Your task is to output the data exactly as it stands.

- [WORKING DATA]

* begin *

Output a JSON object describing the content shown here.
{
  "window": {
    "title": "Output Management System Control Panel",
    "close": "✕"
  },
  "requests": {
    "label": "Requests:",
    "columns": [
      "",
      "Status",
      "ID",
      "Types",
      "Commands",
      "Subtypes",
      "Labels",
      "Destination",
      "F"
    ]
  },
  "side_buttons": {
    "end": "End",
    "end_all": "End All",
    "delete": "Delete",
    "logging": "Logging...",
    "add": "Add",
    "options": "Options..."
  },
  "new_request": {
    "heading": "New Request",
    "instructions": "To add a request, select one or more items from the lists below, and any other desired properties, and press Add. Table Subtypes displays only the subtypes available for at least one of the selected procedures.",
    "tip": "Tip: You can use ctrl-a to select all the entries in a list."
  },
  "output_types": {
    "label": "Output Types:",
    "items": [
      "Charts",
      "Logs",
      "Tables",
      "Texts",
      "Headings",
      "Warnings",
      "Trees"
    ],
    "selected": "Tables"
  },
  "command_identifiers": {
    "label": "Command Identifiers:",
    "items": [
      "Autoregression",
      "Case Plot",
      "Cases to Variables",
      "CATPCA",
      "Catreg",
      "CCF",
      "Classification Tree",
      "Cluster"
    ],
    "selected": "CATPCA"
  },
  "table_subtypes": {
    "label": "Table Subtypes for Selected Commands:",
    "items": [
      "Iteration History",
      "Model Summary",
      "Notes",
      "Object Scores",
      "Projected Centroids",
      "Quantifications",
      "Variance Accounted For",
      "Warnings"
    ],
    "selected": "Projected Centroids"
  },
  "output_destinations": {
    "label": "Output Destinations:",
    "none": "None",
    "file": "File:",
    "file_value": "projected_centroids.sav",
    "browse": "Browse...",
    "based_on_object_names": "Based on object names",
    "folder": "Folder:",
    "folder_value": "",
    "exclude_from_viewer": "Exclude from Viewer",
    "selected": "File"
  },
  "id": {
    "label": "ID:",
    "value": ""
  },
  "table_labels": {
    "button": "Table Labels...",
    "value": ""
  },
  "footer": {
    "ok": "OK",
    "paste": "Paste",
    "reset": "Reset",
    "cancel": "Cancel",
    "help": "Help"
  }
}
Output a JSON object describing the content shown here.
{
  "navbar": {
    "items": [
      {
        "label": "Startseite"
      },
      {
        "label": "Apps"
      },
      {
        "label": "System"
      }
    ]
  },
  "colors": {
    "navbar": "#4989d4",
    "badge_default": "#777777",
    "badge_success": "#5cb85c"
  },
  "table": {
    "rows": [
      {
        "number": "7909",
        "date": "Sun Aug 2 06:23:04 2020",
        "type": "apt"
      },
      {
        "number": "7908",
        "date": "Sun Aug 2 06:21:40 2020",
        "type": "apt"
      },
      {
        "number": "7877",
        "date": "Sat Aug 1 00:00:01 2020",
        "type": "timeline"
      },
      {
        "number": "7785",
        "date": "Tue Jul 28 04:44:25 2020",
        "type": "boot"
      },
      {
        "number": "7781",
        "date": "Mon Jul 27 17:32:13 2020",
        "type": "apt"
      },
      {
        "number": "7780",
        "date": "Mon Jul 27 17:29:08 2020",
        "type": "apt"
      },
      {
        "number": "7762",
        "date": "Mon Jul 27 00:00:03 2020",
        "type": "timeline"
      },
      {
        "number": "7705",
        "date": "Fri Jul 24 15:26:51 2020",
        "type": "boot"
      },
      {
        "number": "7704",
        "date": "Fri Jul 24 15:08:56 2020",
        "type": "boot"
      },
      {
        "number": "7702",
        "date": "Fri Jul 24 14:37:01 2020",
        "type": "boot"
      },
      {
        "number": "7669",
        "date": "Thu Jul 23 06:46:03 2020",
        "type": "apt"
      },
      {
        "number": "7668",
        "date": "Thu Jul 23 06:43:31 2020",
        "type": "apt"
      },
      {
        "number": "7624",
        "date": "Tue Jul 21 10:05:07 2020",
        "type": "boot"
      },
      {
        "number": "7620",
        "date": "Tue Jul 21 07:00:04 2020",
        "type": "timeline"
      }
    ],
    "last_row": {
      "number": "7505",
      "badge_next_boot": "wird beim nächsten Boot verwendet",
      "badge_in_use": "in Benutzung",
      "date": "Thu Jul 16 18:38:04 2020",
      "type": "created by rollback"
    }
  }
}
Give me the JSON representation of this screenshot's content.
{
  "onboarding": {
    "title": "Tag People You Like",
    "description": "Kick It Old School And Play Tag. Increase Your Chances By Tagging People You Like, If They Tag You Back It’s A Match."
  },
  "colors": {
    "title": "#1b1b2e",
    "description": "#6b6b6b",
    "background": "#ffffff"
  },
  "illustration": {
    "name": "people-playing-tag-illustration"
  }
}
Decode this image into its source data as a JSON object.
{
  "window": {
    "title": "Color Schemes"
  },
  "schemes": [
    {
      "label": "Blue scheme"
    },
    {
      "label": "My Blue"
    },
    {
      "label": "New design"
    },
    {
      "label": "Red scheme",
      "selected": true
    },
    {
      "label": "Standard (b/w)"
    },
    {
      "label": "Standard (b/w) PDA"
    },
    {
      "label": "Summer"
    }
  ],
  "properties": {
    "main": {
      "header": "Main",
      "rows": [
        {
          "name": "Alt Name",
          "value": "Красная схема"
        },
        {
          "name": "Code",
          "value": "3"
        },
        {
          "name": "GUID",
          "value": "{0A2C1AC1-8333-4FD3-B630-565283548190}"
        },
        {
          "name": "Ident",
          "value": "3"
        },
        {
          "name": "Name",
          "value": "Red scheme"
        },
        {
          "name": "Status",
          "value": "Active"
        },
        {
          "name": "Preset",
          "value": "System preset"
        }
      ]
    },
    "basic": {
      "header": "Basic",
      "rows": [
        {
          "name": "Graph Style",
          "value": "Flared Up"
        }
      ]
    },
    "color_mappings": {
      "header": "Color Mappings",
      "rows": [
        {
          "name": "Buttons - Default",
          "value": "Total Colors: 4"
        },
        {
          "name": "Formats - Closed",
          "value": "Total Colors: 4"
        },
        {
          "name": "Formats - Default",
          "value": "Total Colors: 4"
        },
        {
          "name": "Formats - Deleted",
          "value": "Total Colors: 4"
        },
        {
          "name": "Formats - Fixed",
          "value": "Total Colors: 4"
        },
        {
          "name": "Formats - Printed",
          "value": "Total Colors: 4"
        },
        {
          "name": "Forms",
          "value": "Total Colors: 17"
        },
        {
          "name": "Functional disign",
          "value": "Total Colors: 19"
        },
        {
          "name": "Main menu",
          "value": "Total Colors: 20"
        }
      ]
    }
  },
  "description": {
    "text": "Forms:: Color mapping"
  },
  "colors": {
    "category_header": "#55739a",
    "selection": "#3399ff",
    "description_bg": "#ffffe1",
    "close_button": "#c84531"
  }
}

* end *

- [SOLUTION FOR THIS PROBLEM]
Output a JSON object describing the content shown here.
{
  "window": {
    "title": "Output Management System Control Panel",
    "close": "✕"
  },
  "requests": {
    "label": "Requests:",
    "columns": [
      "",
      "Status",
      "ID",
      "Types",
      "Commands",
      "Subtypes",
      "Labels",
      "Destination",
      "F"
    ]
  },
  "side_buttons": {
    "end": "End",
    "end_all": "End All",
    "delete": "Delete",
    "logging": "Logging...",
    "add": "Add",
    "options": "Options..."
  },
  "new_request": {
    "heading": "New Request",
    "instructions": "To add a request, select one or more items from the lists below, and any other desired properties, and press Add. Table Subtypes displays only the subtypes available for at least one of the selected procedures.",
    "tip": "Tip: You can use ctrl-a to select all the entries in a list."
  },
  "output_types": {
    "label": "Output Types:",
    "items": [
      "Charts",
      "Logs",
      "Tables",
      "Texts",
      "Headings",
      "Warnings",
      "Trees"
    ],
    "selected": "Tables"
  },
  "command_identifiers": {
    "label": "Command Identifiers:",
    "items": [
      "Autoregression",
      "Case Plot",
      "Cases to Variables",
      "CATPCA",
      "Catreg",
      "CCF",
      "Classification Tree",
      "Cluster"
    ],
    "selected": "CATPCA"
  },
  "table_subtypes": {
    "label": "Table Subtypes for Selected Commands:",
    "items": [
      "Iteration History",
      "Model Summary",
      "Notes",
      "Object Scores",
      "Projected Centroids",
      "Quantifications",
      "Variance Accounted For",
      "Warnings"
    ],
    "selected": "Projected Centroids"
  },
  "output_destinations": {
    "label": "Output Destinations:",
    "none": "None",
    "file": "File:",
    "file_value": "projected_centroids.sav",
    "browse": "Browse...",
    "based_on_object_names": "Based on object names",
    "folder": "Folder:",
    "folder_value": "",
    "exclude_from_viewer": "Exclude from Viewer",
    "selected": "File"
  },
  "id": {
    "label": "ID:",
    "value": ""
  },
  "table_labels": {
    "button": "Table Labels...",
    "value": ""
  },
  "footer": {
    "ok": "OK",
    "paste": "Paste",
    "reset": "Reset",
    "cancel": "Cancel",
    "help": "Help"
  }
}
Output a JSON object describing the content shown here.
{
  "navbar": {
    "items": [
      {
        "label": "Startseite"
      },
      {
        "label": "Apps"
      },
      {
        "label": "System"
      }
    ]
  },
  "colors": {
    "navbar": "#4989d4",
    "badge_default": "#777777",
    "badge_success": "#5cb85c"
  },
  "table": {
    "rows": [
      {
        "number": "7909",
        "date": "Sun Aug 2 06:23:04 2020",
        "type": "apt"
      },
      {
        "number": "7908",
        "date": "Sun Aug 2 06:21:40 2020",
        "type": "apt"
      },
      {
        "number": "7877",
        "date": "Sat Aug 1 00:00:01 2020",
        "type": "timeline"
      },
      {
        "number": "7785",
        "date": "Tue Jul 28 04:44:25 2020",
        "type": "boot"
      },
      {
        "number": "7781",
        "date": "Mon Jul 27 17:32:13 2020",
        "type": "apt"
      },
      {
        "number": "7780",
        "date": "Mon Jul 27 17:29:08 2020",
        "type": "apt"
      },
      {
        "number": "7762",
        "date": "Mon Jul 27 00:00:03 2020",
        "type": "timeline"
      },
      {
        "number": "7705",
        "date": "Fri Jul 24 15:26:51 2020",
        "type": "boot"
      },
      {
        "number": "7704",
        "date": "Fri Jul 24 15:08:56 2020",
        "type": "boot"
      },
      {
        "number": "7702",
        "date": "Fri Jul 24 14:37:01 2020",
        "type": "boot"
      },
      {
        "number": "7669",
        "date": "Thu Jul 23 06:46:03 2020",
        "type": "apt"
      },
      {
        "number": "7668",
        "date": "Thu Jul 23 06:43:31 2020",
        "type": "apt"
      },
      {
        "number": "7624",
        "date": "Tue Jul 21 10:05:07 2020",
        "type": "boot"
      },
      {
        "number": "7620",
        "date": "Tue Jul 21 07:00:04 2020",
        "type": "timeline"
      }
    ],
    "last_row": {
      "number": "7505",
      "badge_next_boot": "wird beim nächsten Boot verwendet",
      "badge_in_use": "in Benutzung",
      "date": "Thu Jul 16 18:38:04 2020",
      "type": "created by rollback"
    }
  }
}
Give me the JSON representation of this screenshot's content.
{
  "onboarding": {
    "title": "Tag People You Like",
    "description": "Kick It Old School And Play Tag. Increase Your Chances By Tagging People You Like, If They Tag You Back It’s A Match."
  },
  "colors": {
    "title": "#1b1b2e",
    "description": "#6b6b6b",
    "background": "#ffffff"
  },
  "illustration": {
    "name": "people-playing-tag-illustration"
  }
}
Decode this image into its source data as a JSON object.
{
  "window": {
    "title": "Color Schemes"
  },
  "schemes": [
    {
      "label": "Blue scheme"
    },
    {
      "label": "My Blue"
    },
    {
      "label": "New design"
    },
    {
      "label": "Red scheme",
      "selected": true
    },
    {
      "label": "Standard (b/w)"
    },
    {
      "label": "Standard (b/w) PDA"
    },
    {
      "label": "Summer"
    }
  ],
  "properties": {
    "main": {
      "header": "Main",
      "rows": [
        {
          "name": "Alt Name",
          "value": "Красная схема"
        },
        {
          "name": "Code",
          "value": "3"
        },
        {
          "name": "GUID",
          "value": "{0A2C1AC1-8333-4FD3-B630-565283548190}"
        },
        {
          "name": "Ident",
          "value": "3"
        },
        {
          "name": "Name",
          "value": "Red scheme"
        },
        {
          "name": "Status",
          "value": "Active"
        },
        {
          "name": "Preset",
          "value": "System preset"
        }
      ]
    },
    "basic": {
      "header": "Basic",
      "rows": [
        {
          "name": "Graph Style",
          "value": "Flared Up"
        }
      ]
    },
    "color_mappings": {
      "header": "Color Mappings",
      "rows": [
        {
          "name": "Buttons - Default",
          "value": "Total Colors: 4"
        },
        {
          "name": "Formats - Closed",
          "value": "Total Colors: 4"
        },
        {
          "name": "Formats - Default",
          "value": "Total Colors: 4"
        },
        {
          "name": "Formats - Deleted",
          "value": "Total Colors: 4"
        },
        {
          "name": "Formats - Fixed",
          "value": "Total Colors: 4"
        },
        {
          "name": "Formats - Printed",
          "value": "Total Colors: 4"
        },
        {
          "name": "Forms",
          "value": "Total Colors: 17"
        },
        {
          "name": "Functional disign",
          "value": "Total Colors: 19"
        },
        {
          "name": "Main menu",
          "value": "Total Colors: 20"
        }
      ]
    }
  },
  "description": {
    "text": "Forms:: Color mapping"
  },
  "colors": {
    "category_header": "#55739a",
    "selection": "#3399ff",
    "description_bg": "#ffffe1",
    "close_button": "#c84531"
  }
}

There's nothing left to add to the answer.